** Your task **
Look through the listing and locate every line containing the word "fire"; copy those lines.

======== Records provided

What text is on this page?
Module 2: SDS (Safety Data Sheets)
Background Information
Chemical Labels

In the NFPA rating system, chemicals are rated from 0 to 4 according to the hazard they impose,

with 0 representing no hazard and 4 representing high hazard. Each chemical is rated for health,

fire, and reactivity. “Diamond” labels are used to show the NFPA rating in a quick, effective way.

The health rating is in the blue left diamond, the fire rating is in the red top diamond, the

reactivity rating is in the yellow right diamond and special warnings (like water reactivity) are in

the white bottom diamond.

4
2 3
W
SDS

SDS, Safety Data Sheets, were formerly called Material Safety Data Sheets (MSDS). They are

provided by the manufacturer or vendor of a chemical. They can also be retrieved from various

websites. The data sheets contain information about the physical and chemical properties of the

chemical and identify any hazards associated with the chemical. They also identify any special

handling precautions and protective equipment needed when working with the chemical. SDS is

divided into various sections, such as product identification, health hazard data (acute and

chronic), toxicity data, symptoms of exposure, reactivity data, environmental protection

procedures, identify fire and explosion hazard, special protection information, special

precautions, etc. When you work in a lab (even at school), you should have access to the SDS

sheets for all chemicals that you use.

================
======== Records provided

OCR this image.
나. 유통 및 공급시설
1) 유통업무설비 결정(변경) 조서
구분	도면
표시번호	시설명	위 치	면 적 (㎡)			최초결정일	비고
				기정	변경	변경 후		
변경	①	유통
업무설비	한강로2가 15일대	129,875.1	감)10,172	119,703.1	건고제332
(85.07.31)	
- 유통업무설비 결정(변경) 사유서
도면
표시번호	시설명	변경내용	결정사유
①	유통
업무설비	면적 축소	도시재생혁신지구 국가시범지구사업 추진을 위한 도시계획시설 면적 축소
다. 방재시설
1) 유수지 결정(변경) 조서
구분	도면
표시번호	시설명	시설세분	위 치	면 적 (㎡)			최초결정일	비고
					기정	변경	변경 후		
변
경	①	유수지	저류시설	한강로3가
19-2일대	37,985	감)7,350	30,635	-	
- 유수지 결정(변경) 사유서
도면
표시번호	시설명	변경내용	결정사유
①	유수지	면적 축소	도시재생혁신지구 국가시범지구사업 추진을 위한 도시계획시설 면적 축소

================

** Solution below **
fire, and reactivity. “Diamond” labels are used to show the NFPA rating in a quick, effective way.
The health rating is in the blue left diamond, the fire rating is in the red top diamond, the
procedures, identify fire and explosion hazard, special protection information, special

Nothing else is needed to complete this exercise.